== RECORDS TO PROCESS ==

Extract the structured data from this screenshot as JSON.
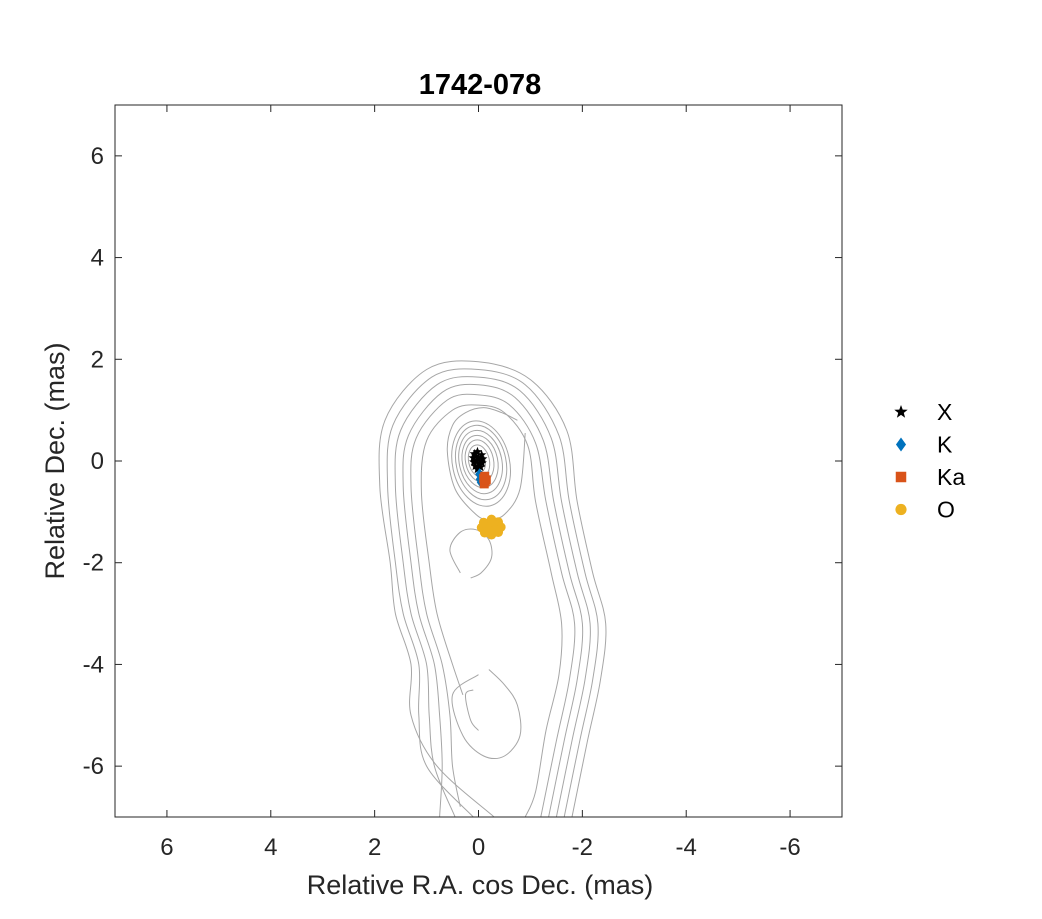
{
  "chart_data": {
    "type": "scatter",
    "title": "1742-078",
    "xlabel": "Relative R.A. cos Dec. (mas)",
    "ylabel": "Relative Dec. (mas)",
    "xlim": [
      7,
      -7
    ],
    "ylim": [
      -7,
      7
    ],
    "x_reversed": true,
    "xticks": [
      6,
      4,
      2,
      0,
      -2,
      -4,
      -6
    ],
    "yticks": [
      -6,
      -4,
      -2,
      0,
      2,
      4,
      6
    ],
    "xtick_labels": [
      "6",
      "4",
      "2",
      "0",
      "-2",
      "-4",
      "-6"
    ],
    "ytick_labels": [
      "-6",
      "-4",
      "-2",
      "0",
      "2",
      "4",
      "6"
    ],
    "grid": false,
    "legend_position": "right",
    "contour_color": "#a6a6a6",
    "series": [
      {
        "name": "X",
        "marker": "star",
        "color": "#000000",
        "points": [
          [
            0.02,
            0.18
          ],
          [
            0.08,
            0.14
          ],
          [
            0.1,
            0.06
          ],
          [
            0.09,
            -0.02
          ],
          [
            0.06,
            -0.1
          ],
          [
            0.02,
            -0.16
          ],
          [
            -0.04,
            -0.12
          ],
          [
            -0.07,
            -0.04
          ],
          [
            -0.08,
            0.04
          ],
          [
            -0.06,
            0.12
          ],
          [
            0.0,
            0.05
          ],
          [
            0.04,
            0.0
          ],
          [
            -0.02,
            -0.06
          ],
          [
            0.05,
            0.1
          ]
        ]
      },
      {
        "name": "K",
        "marker": "diamond",
        "color": "#0072bd",
        "points": [
          [
            -0.02,
            -0.26
          ],
          [
            -0.06,
            -0.31
          ],
          [
            -0.03,
            -0.36
          ],
          [
            -0.08,
            -0.38
          ],
          [
            -0.05,
            -0.42
          ]
        ]
      },
      {
        "name": "Ka",
        "marker": "square",
        "color": "#d95319",
        "points": [
          [
            -0.1,
            -0.34
          ],
          [
            -0.13,
            -0.4
          ],
          [
            -0.11,
            -0.45
          ],
          [
            -0.15,
            -0.37
          ],
          [
            -0.12,
            -0.3
          ]
        ]
      },
      {
        "name": "O",
        "marker": "circle",
        "color": "#edb120",
        "points": [
          [
            -0.25,
            -1.15
          ],
          [
            -0.38,
            -1.2
          ],
          [
            -0.43,
            -1.3
          ],
          [
            -0.38,
            -1.4
          ],
          [
            -0.25,
            -1.45
          ],
          [
            -0.12,
            -1.41
          ],
          [
            -0.06,
            -1.31
          ],
          [
            -0.1,
            -1.21
          ],
          [
            -0.18,
            -1.3
          ],
          [
            -0.3,
            -1.25
          ],
          [
            -0.33,
            -1.35
          ],
          [
            -0.2,
            -1.37
          ]
        ]
      }
    ],
    "contours": [
      [
        [
          -0.3,
          -7
        ],
        [
          0.8,
          -6
        ],
        [
          1.3,
          -5
        ],
        [
          1.3,
          -4
        ],
        [
          1.6,
          -3
        ],
        [
          1.7,
          -2
        ],
        [
          1.9,
          -0.5
        ],
        [
          1.8,
          0.8
        ],
        [
          1.0,
          1.8
        ],
        [
          0,
          1.95
        ],
        [
          -1,
          1.6
        ],
        [
          -1.7,
          0.6
        ],
        [
          -1.9,
          -0.8
        ],
        [
          -2.2,
          -2.2
        ],
        [
          -2.45,
          -3.2
        ],
        [
          -2.35,
          -4.3
        ],
        [
          -2.1,
          -5.5
        ],
        [
          -1.8,
          -7
        ]
      ],
      [
        [
          0.1,
          -7
        ],
        [
          1.0,
          -6
        ],
        [
          1.15,
          -5
        ],
        [
          1.15,
          -4
        ],
        [
          1.45,
          -3
        ],
        [
          1.6,
          -2
        ],
        [
          1.75,
          -0.5
        ],
        [
          1.65,
          0.7
        ],
        [
          0.9,
          1.65
        ],
        [
          0,
          1.8
        ],
        [
          -0.9,
          1.5
        ],
        [
          -1.55,
          0.5
        ],
        [
          -1.75,
          -0.8
        ],
        [
          -2.05,
          -2.2
        ],
        [
          -2.3,
          -3.2
        ],
        [
          -2.2,
          -4.3
        ],
        [
          -1.95,
          -5.5
        ],
        [
          -1.65,
          -7
        ]
      ],
      [
        [
          0.45,
          -7
        ],
        [
          0.85,
          -6
        ],
        [
          0.95,
          -5
        ],
        [
          1.0,
          -4
        ],
        [
          1.3,
          -3
        ],
        [
          1.45,
          -2
        ],
        [
          1.6,
          -0.5
        ],
        [
          1.5,
          0.6
        ],
        [
          0.8,
          1.5
        ],
        [
          0,
          1.65
        ],
        [
          -0.8,
          1.38
        ],
        [
          -1.4,
          0.45
        ],
        [
          -1.6,
          -0.8
        ],
        [
          -1.9,
          -2.2
        ],
        [
          -2.15,
          -3.2
        ],
        [
          -2.05,
          -4.3
        ],
        [
          -1.8,
          -5.5
        ],
        [
          -1.5,
          -7
        ]
      ],
      [
        [
          0.75,
          -7
        ],
        [
          0.7,
          -6
        ],
        [
          0.75,
          -5
        ],
        [
          0.85,
          -4
        ],
        [
          1.15,
          -3
        ],
        [
          1.3,
          -2
        ],
        [
          1.45,
          -0.5
        ],
        [
          1.35,
          0.5
        ],
        [
          0.7,
          1.35
        ],
        [
          0,
          1.5
        ],
        [
          -0.7,
          1.25
        ],
        [
          -1.25,
          0.4
        ],
        [
          -1.45,
          -0.8
        ],
        [
          -1.75,
          -2.2
        ],
        [
          -2.0,
          -3.2
        ],
        [
          -1.9,
          -4.3
        ],
        [
          -1.65,
          -5.5
        ],
        [
          -1.35,
          -7
        ]
      ],
      [
        [
          0.35,
          -6.8
        ],
        [
          0.5,
          -6
        ],
        [
          0.55,
          -5
        ],
        [
          0.7,
          -4
        ],
        [
          1.0,
          -3
        ],
        [
          1.15,
          -2
        ],
        [
          1.3,
          -0.5
        ],
        [
          1.2,
          0.45
        ],
        [
          0.6,
          1.2
        ],
        [
          0,
          1.3
        ],
        [
          -0.6,
          1.1
        ],
        [
          -1.1,
          0.35
        ],
        [
          -1.3,
          -0.8
        ],
        [
          -1.6,
          -2.2
        ],
        [
          -1.85,
          -3.2
        ],
        [
          -1.75,
          -4.3
        ],
        [
          -1.5,
          -5.5
        ],
        [
          -1.2,
          -7
        ]
      ],
      [
        [
          0.3,
          -4.6
        ],
        [
          0.5,
          -4
        ],
        [
          0.8,
          -3
        ],
        [
          0.95,
          -2
        ],
        [
          1.1,
          -0.6
        ],
        [
          1.0,
          0.4
        ],
        [
          0.5,
          1.0
        ],
        [
          0,
          1.1
        ],
        [
          -0.5,
          0.95
        ],
        [
          -0.95,
          0.3
        ],
        [
          -1.1,
          -0.8
        ],
        [
          -1.4,
          -2.2
        ],
        [
          -1.6,
          -3.2
        ],
        [
          -1.55,
          -4.2
        ],
        [
          -1.3,
          -5.3
        ],
        [
          -1.1,
          -6.5
        ],
        [
          -0.9,
          -7
        ]
      ],
      [
        [
          0.0,
          -5.3
        ],
        [
          0.15,
          -5.1
        ],
        [
          0.25,
          -4.6
        ],
        [
          0.1,
          -4.5
        ]
      ],
      [
        [
          0.0,
          -4.2
        ],
        [
          0.5,
          -4.6
        ],
        [
          0.3,
          -5.4
        ],
        [
          -0.1,
          -5.8
        ],
        [
          -0.5,
          -5.8
        ],
        [
          -0.8,
          -5.4
        ],
        [
          -0.75,
          -4.8
        ],
        [
          -0.5,
          -4.4
        ],
        [
          -0.2,
          -4.1
        ]
      ],
      [
        [
          0.35,
          -2.2
        ],
        [
          0.55,
          -1.75
        ],
        [
          0.35,
          -1.4
        ],
        [
          0.05,
          -1.35
        ],
        [
          -0.2,
          -1.55
        ],
        [
          -0.25,
          -1.9
        ],
        [
          -0.05,
          -2.2
        ],
        [
          0.15,
          -2.3
        ]
      ],
      [
        [
          -0.9,
          0.55
        ],
        [
          -0.8,
          -0.55
        ],
        [
          -0.5,
          -1.05
        ],
        [
          -0.2,
          -1.15
        ],
        [
          0.05,
          -1.05
        ],
        [
          0.45,
          -0.55
        ],
        [
          0.6,
          0.2
        ],
        [
          0.5,
          0.7
        ],
        [
          0.25,
          0.95
        ],
        [
          -0.1,
          1.05
        ],
        [
          -0.45,
          0.95
        ],
        [
          -0.75,
          0.8
        ]
      ]
    ],
    "contour_ellipses": [
      {
        "cx": -0.05,
        "cy": -0.05,
        "rx": 0.55,
        "ry": 0.85,
        "rot": -12
      },
      {
        "cx": -0.05,
        "cy": -0.03,
        "rx": 0.48,
        "ry": 0.74,
        "rot": -12
      },
      {
        "cx": -0.04,
        "cy": -0.02,
        "rx": 0.41,
        "ry": 0.63,
        "rot": -12
      },
      {
        "cx": -0.03,
        "cy": -0.01,
        "rx": 0.34,
        "ry": 0.52,
        "rot": -12
      },
      {
        "cx": -0.02,
        "cy": 0.0,
        "rx": 0.27,
        "ry": 0.42,
        "rot": -12
      },
      {
        "cx": -0.01,
        "cy": 0.0,
        "rx": 0.2,
        "ry": 0.32,
        "rot": -12
      },
      {
        "cx": 0.0,
        "cy": 0.0,
        "rx": 0.13,
        "ry": 0.22,
        "rot": -12
      }
    ]
  }
}
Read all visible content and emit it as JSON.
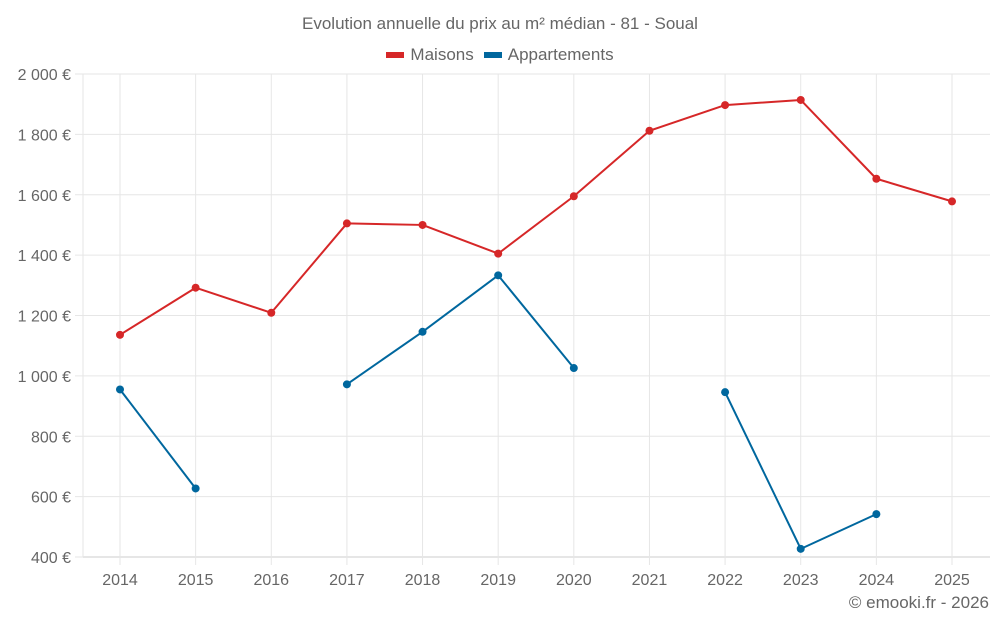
{
  "chart_data": {
    "type": "line",
    "title": "Evolution annuelle du prix au m² médian - 81 - Soual",
    "xlabel": "",
    "ylabel": "",
    "x": [
      "2014",
      "2015",
      "2016",
      "2017",
      "2018",
      "2019",
      "2020",
      "2021",
      "2022",
      "2023",
      "2024",
      "2025"
    ],
    "ylim": [
      400,
      2000
    ],
    "yticks": [
      400,
      600,
      800,
      1000,
      1200,
      1400,
      1600,
      1800,
      2000
    ],
    "ytick_labels": [
      "400 €",
      "600 €",
      "800 €",
      "1 000 €",
      "1 200 €",
      "1 400 €",
      "1 600 €",
      "1 800 €",
      "2 000 €"
    ],
    "grid": true,
    "legend_position": "top-center",
    "series": [
      {
        "name": "Maisons",
        "color": "#d62728",
        "values": [
          1136,
          1292,
          1209,
          1505,
          1500,
          1405,
          1595,
          1812,
          1897,
          1914,
          1653,
          1578
        ]
      },
      {
        "name": "Appartements",
        "color": "#00679e",
        "values": [
          955,
          627,
          null,
          972,
          1146,
          1333,
          1026,
          null,
          946,
          427,
          542,
          null
        ]
      }
    ]
  },
  "credit": "© emooki.fr - 2026"
}
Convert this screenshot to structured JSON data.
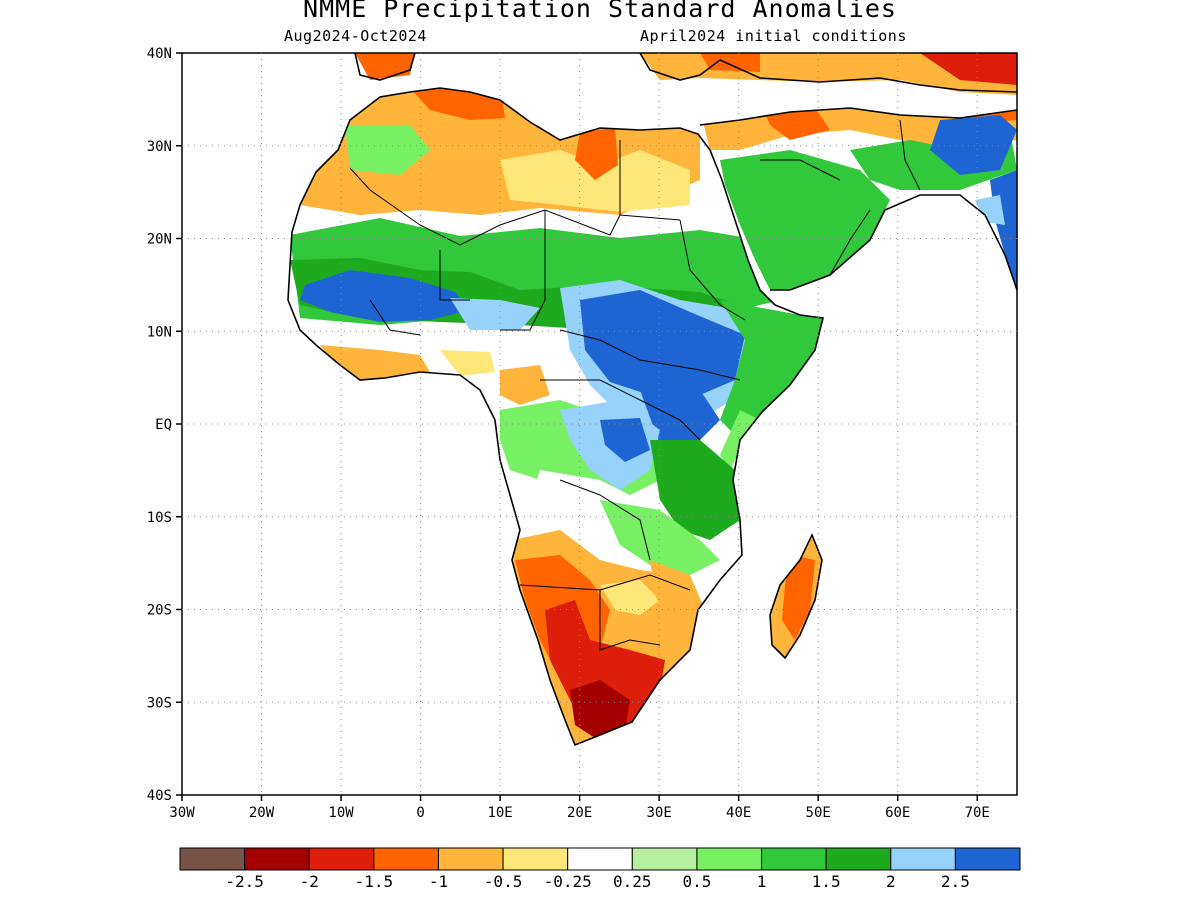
{
  "title": "NMME Precipitation Standard Anomalies",
  "subtitle_left": "Aug2024-Oct2024",
  "subtitle_right": "April2024 initial conditions",
  "lat_ticks": [
    {
      "value": 40,
      "label": "40N"
    },
    {
      "value": 30,
      "label": "30N"
    },
    {
      "value": 20,
      "label": "20N"
    },
    {
      "value": 10,
      "label": "10N"
    },
    {
      "value": 0,
      "label": "EQ"
    },
    {
      "value": -10,
      "label": "10S"
    },
    {
      "value": -20,
      "label": "20S"
    },
    {
      "value": -30,
      "label": "30S"
    },
    {
      "value": -40,
      "label": "40S"
    }
  ],
  "lon_ticks": [
    {
      "value": -30,
      "label": "30W"
    },
    {
      "value": -20,
      "label": "20W"
    },
    {
      "value": -10,
      "label": "10W"
    },
    {
      "value": 0,
      "label": "0"
    },
    {
      "value": 10,
      "label": "10E"
    },
    {
      "value": 20,
      "label": "20E"
    },
    {
      "value": 30,
      "label": "30E"
    },
    {
      "value": 40,
      "label": "40E"
    },
    {
      "value": 50,
      "label": "50E"
    },
    {
      "value": 60,
      "label": "60E"
    },
    {
      "value": 70,
      "label": "70E"
    }
  ],
  "colorbar": {
    "colors": [
      "#7a5348",
      "#a50000",
      "#dc1e0a",
      "#ff6400",
      "#ffb43c",
      "#ffe678",
      "#ffffff",
      "#b4f0a0",
      "#78f064",
      "#32c83c",
      "#1eaa1e",
      "#96d2fa",
      "#1e64d2"
    ],
    "labels": [
      "-2.5",
      "-2",
      "-1.5",
      "-1",
      "-0.5",
      "-0.25",
      "0.25",
      "0.5",
      "1",
      "1.5",
      "2",
      "2.5"
    ]
  },
  "regions": [
    {
      "name": "mediterranean-dry",
      "color": "#ffb43c",
      "anomaly": "-0.5"
    },
    {
      "name": "libya-egypt-mixed",
      "color": "#ffe678",
      "anomaly": "-0.25"
    },
    {
      "name": "sahel-wet",
      "color": "#32c83c",
      "anomaly": "1.5"
    },
    {
      "name": "west-africa-very-wet",
      "color": "#1e64d2",
      "anomaly": "2.5"
    },
    {
      "name": "sudan-ethiopia-wet",
      "color": "#1e64d2",
      "anomaly": "2.5"
    },
    {
      "name": "arabia-wet",
      "color": "#32c83c",
      "anomaly": "1.5"
    },
    {
      "name": "india-wet",
      "color": "#1e64d2",
      "anomaly": "2.5"
    },
    {
      "name": "southern-africa-dry",
      "color": "#dc1e0a",
      "anomaly": "-1.5"
    },
    {
      "name": "madagascar-dry",
      "color": "#ff6400",
      "anomaly": "-1"
    }
  ]
}
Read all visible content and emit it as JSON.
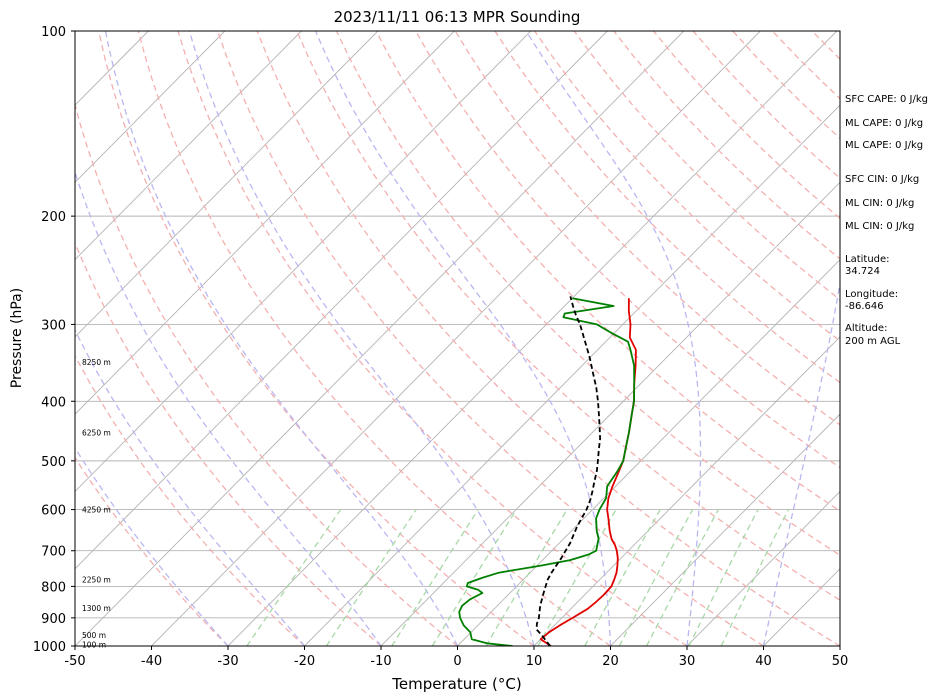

===

▸ **STATED GOAL**
Go through the records. Copy each line where "marker" appears.

▸ **TASK RESPONSE**
        "marker": "star",
        "marker": "diamond",
        "marker": "square",
        "marker": "circle",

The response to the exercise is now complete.